#### Exercise instructions
In the records that follow, show each line where the word "下列说法正确的是" is present.

(Data entries)
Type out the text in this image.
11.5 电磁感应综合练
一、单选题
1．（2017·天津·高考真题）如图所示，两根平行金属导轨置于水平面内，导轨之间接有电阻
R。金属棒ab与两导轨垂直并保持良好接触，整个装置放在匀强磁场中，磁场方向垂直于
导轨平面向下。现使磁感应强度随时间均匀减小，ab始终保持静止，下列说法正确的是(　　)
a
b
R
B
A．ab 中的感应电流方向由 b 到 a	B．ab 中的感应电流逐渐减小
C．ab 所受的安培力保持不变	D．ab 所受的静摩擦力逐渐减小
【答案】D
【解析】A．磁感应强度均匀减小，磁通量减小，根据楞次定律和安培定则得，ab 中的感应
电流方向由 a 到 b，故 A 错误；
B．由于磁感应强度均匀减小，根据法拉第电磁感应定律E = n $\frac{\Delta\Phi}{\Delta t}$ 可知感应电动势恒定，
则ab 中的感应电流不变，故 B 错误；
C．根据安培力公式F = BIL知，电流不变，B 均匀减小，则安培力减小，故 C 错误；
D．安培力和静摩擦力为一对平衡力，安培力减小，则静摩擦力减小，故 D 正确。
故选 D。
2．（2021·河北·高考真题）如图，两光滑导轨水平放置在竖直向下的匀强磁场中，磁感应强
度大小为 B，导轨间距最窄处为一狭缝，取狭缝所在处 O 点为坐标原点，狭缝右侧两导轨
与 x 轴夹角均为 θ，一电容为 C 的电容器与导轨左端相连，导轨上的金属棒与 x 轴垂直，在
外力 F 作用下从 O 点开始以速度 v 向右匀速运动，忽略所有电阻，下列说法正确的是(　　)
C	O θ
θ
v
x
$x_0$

#### Task output
导轨平面向下。现使磁感应强度随时间均匀减小，ab始终保持静止，下列说法正确的是(　　)
外力 F 作用下从 O 点开始以速度 v 向右匀速运动，忽略所有电阻，下列说法正确的是(　　)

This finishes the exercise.